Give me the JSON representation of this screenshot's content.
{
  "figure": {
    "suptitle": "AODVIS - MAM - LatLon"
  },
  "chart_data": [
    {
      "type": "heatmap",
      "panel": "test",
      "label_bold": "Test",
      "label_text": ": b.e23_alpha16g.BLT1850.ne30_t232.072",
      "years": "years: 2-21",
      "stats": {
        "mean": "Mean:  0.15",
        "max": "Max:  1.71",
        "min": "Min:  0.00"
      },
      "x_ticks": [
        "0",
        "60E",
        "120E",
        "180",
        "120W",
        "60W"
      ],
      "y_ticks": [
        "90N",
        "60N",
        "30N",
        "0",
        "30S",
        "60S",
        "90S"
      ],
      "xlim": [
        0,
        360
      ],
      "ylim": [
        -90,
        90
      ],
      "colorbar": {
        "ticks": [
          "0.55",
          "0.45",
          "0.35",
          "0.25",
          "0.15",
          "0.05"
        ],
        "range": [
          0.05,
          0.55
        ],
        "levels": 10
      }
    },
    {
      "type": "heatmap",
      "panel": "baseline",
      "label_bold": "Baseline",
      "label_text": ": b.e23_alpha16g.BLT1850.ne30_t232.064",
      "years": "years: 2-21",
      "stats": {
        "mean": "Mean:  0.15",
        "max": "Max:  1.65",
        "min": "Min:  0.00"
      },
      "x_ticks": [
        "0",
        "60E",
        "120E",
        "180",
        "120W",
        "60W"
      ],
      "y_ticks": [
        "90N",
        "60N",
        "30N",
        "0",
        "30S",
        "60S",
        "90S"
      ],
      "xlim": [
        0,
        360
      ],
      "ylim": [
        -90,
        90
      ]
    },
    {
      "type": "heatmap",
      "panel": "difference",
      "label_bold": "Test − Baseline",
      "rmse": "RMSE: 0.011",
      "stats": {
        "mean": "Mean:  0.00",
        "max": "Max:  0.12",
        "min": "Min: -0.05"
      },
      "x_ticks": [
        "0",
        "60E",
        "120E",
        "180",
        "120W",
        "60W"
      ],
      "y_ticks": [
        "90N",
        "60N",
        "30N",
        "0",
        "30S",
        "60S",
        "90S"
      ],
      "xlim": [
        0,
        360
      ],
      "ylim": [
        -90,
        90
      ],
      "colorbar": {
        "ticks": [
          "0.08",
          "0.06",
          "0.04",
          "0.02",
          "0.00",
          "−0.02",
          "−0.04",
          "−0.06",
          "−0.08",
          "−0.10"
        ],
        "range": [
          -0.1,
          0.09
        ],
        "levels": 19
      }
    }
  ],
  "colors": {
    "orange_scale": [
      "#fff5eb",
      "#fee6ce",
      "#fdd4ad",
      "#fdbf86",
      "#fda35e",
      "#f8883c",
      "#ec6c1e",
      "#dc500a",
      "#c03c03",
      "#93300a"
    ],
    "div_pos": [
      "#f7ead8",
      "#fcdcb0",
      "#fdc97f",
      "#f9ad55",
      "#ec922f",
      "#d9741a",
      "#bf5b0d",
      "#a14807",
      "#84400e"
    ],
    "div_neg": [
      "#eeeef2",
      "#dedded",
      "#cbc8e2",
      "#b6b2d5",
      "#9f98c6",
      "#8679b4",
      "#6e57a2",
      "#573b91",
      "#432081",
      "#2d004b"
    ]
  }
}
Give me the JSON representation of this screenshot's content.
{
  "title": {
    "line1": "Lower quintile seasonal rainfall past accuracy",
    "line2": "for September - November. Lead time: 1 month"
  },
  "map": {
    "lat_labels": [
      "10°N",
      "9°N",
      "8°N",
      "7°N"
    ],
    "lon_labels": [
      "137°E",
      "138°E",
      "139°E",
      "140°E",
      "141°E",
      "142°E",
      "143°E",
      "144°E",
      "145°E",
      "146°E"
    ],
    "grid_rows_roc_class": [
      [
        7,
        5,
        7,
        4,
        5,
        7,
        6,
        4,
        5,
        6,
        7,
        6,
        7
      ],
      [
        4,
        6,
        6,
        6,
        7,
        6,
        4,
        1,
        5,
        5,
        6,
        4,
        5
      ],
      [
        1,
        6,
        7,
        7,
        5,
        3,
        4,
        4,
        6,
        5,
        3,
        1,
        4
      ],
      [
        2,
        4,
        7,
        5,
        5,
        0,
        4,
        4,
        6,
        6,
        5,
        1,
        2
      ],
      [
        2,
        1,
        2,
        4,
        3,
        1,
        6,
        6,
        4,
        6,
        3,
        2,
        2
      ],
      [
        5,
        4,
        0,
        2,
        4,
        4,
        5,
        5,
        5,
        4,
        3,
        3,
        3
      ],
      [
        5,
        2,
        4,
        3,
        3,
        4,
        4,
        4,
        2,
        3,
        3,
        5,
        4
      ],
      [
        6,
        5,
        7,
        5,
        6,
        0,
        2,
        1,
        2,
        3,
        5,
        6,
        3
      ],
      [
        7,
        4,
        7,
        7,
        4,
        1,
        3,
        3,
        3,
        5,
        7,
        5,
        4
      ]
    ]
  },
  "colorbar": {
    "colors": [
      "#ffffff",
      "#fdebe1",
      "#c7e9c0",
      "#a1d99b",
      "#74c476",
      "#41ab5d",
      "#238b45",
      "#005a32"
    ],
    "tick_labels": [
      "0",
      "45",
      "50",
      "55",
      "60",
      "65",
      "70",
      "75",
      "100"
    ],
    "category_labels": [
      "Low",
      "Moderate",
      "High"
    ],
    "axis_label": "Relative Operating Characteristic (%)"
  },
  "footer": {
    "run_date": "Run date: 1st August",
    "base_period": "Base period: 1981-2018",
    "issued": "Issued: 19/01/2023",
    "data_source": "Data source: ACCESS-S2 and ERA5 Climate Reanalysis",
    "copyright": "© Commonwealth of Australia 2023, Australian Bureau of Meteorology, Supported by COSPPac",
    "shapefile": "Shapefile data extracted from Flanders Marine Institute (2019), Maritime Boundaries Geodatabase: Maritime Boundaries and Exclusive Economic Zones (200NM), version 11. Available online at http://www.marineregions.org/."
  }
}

——————

▶ _Required work_
Retype the data exactly as given.

▶ _Worked answer_
Give me the JSON representation of this screenshot's content.
{
  "figure": {
    "suptitle": "AODVIS - MAM - LatLon"
  },
  "chart_data": [
    {
      "type": "heatmap",
      "panel": "test",
      "label_bold": "Test",
      "label_text": ": b.e23_alpha16g.BLT1850.ne30_t232.072",
      "years": "years: 2-21",
      "stats": {
        "mean": "Mean:  0.15",
        "max": "Max:  1.71",
        "min": "Min:  0.00"
      },
      "x_ticks": [
        "0",
        "60E",
        "120E",
        "180",
        "120W",
        "60W"
      ],
      "y_ticks": [
        "90N",
        "60N",
        "30N",
        "0",
        "30S",
        "60S",
        "90S"
      ],
      "xlim": [
        0,
        360
      ],
      "ylim": [
        -90,
        90
      ],
      "colorbar": {
        "ticks": [
          "0.55",
          "0.45",
          "0.35",
          "0.25",
          "0.15",
          "0.05"
        ],
        "range": [
          0.05,
          0.55
        ],
        "levels": 10
      }
    },
    {
      "type": "heatmap",
      "panel": "baseline",
      "label_bold": "Baseline",
      "label_text": ": b.e23_alpha16g.BLT1850.ne30_t232.064",
      "years": "years: 2-21",
      "stats": {
        "mean": "Mean:  0.15",
        "max": "Max:  1.65",
        "min": "Min:  0.00"
      },
      "x_ticks": [
        "0",
        "60E",
        "120E",
        "180",
        "120W",
        "60W"
      ],
      "y_ticks": [
        "90N",
        "60N",
        "30N",
        "0",
        "30S",
        "60S",
        "90S"
      ],
      "xlim": [
        0,
        360
      ],
      "ylim": [
        -90,
        90
      ]
    },
    {
      "type": "heatmap",
      "panel": "difference",
      "label_bold": "Test − Baseline",
      "rmse": "RMSE: 0.011",
      "stats": {
        "mean": "Mean:  0.00",
        "max": "Max:  0.12",
        "min": "Min: -0.05"
      },
      "x_ticks": [
        "0",
        "60E",
        "120E",
        "180",
        "120W",
        "60W"
      ],
      "y_ticks": [
        "90N",
        "60N",
        "30N",
        "0",
        "30S",
        "60S",
        "90S"
      ],
      "xlim": [
        0,
        360
      ],
      "ylim": [
        -90,
        90
      ],
      "colorbar": {
        "ticks": [
          "0.08",
          "0.06",
          "0.04",
          "0.02",
          "0.00",
          "−0.02",
          "−0.04",
          "−0.06",
          "−0.08",
          "−0.10"
        ],
        "range": [
          -0.1,
          0.09
        ],
        "levels": 19
      }
    }
  ],
  "colors": {
    "orange_scale": [
      "#fff5eb",
      "#fee6ce",
      "#fdd4ad",
      "#fdbf86",
      "#fda35e",
      "#f8883c",
      "#ec6c1e",
      "#dc500a",
      "#c03c03",
      "#93300a"
    ],
    "div_pos": [
      "#f7ead8",
      "#fcdcb0",
      "#fdc97f",
      "#f9ad55",
      "#ec922f",
      "#d9741a",
      "#bf5b0d",
      "#a14807",
      "#84400e"
    ],
    "div_neg": [
      "#eeeef2",
      "#dedded",
      "#cbc8e2",
      "#b6b2d5",
      "#9f98c6",
      "#8679b4",
      "#6e57a2",
      "#573b91",
      "#432081",
      "#2d004b"
    ]
  }
}
Give me the JSON representation of this screenshot's content.
{
  "title": {
    "line1": "Lower quintile seasonal rainfall past accuracy",
    "line2": "for September - November. Lead time: 1 month"
  },
  "map": {
    "lat_labels": [
      "10°N",
      "9°N",
      "8°N",
      "7°N"
    ],
    "lon_labels": [
      "137°E",
      "138°E",
      "139°E",
      "140°E",
      "141°E",
      "142°E",
      "143°E",
      "144°E",
      "145°E",
      "146°E"
    ],
    "grid_rows_roc_class": [
      [
        7,
        5,
        7,
        4,
        5,
        7,
        6,
        4,
        5,
        6,
        7,
        6,
        7
      ],
      [
        4,
        6,
        6,
        6,
        7,
        6,
        4,
        1,
        5,
        5,
        6,
        4,
        5
      ],
      [
        1,
        6,
        7,
        7,
        5,
        3,
        4,
        4,
        6,
        5,
        3,
        1,
        4
      ],
      [
        2,
        4,
        7,
        5,
        5,
        0,
        4,
        4,
        6,
        6,
        5,
        1,
        2
      ],
      [
        2,
        1,
        2,
        4,
        3,
        1,
        6,
        6,
        4,
        6,
        3,
        2,
        2
      ],
      [
        5,
        4,
        0,
        2,
        4,
        4,
        5,
        5,
        5,
        4,
        3,
        3,
        3
      ],
      [
        5,
        2,
        4,
        3,
        3,
        4,
        4,
        4,
        2,
        3,
        3,
        5,
        4
      ],
      [
        6,
        5,
        7,
        5,
        6,
        0,
        2,
        1,
        2,
        3,
        5,
        6,
        3
      ],
      [
        7,
        4,
        7,
        7,
        4,
        1,
        3,
        3,
        3,
        5,
        7,
        5,
        4
      ]
    ]
  },
  "colorbar": {
    "colors": [
      "#ffffff",
      "#fdebe1",
      "#c7e9c0",
      "#a1d99b",
      "#74c476",
      "#41ab5d",
      "#238b45",
      "#005a32"
    ],
    "tick_labels": [
      "0",
      "45",
      "50",
      "55",
      "60",
      "65",
      "70",
      "75",
      "100"
    ],
    "category_labels": [
      "Low",
      "Moderate",
      "High"
    ],
    "axis_label": "Relative Operating Characteristic (%)"
  },
  "footer": {
    "run_date": "Run date: 1st August",
    "base_period": "Base period: 1981-2018",
    "issued": "Issued: 19/01/2023",
    "data_source": "Data source: ACCESS-S2 and ERA5 Climate Reanalysis",
    "copyright": "© Commonwealth of Australia 2023, Australian Bureau of Meteorology, Supported by COSPPac",
    "shapefile": "Shapefile data extracted from Flanders Marine Institute (2019), Maritime Boundaries Geodatabase: Maritime Boundaries and Exclusive Economic Zones (200NM), version 11. Available online at http://www.marineregions.org/."
  }
}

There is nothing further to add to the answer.